The problem: Return the listing below verbatim. Pictures do not belong in the copy.

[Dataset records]
_ _ _ _
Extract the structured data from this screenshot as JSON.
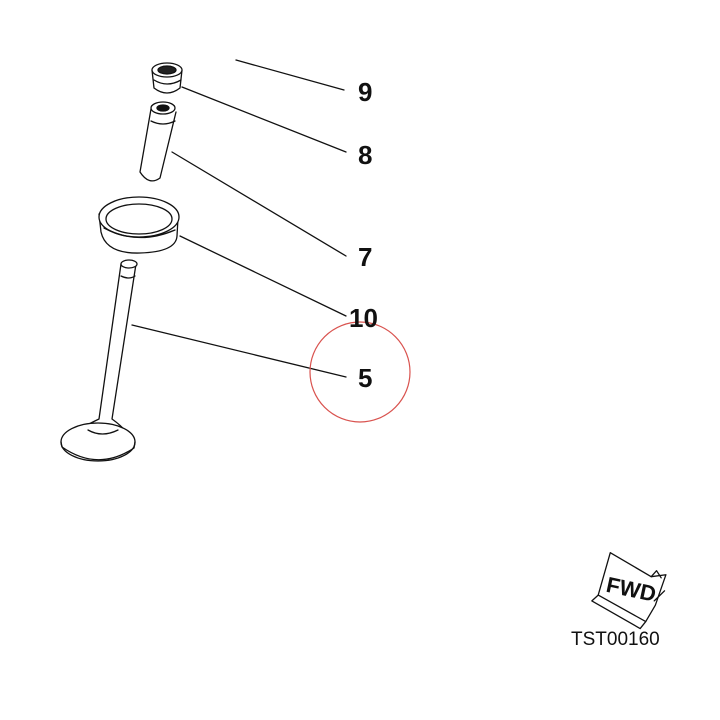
{
  "callouts": {
    "c9": "9",
    "c8": "8",
    "c7": "7",
    "c10": "10",
    "c5": "5"
  },
  "fwd_label": "FWD",
  "reference_code": "TST00160",
  "colors": {
    "line": "#111111",
    "highlight_circle": "#d9534f",
    "background": "#ffffff"
  }
}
_ _ _ _
Answer to the problem:
Extract the structured data from this screenshot as JSON.
{
  "callouts": {
    "c9": "9",
    "c8": "8",
    "c7": "7",
    "c10": "10",
    "c5": "5"
  },
  "fwd_label": "FWD",
  "reference_code": "TST00160",
  "colors": {
    "line": "#111111",
    "highlight_circle": "#d9534f",
    "background": "#ffffff"
  }
}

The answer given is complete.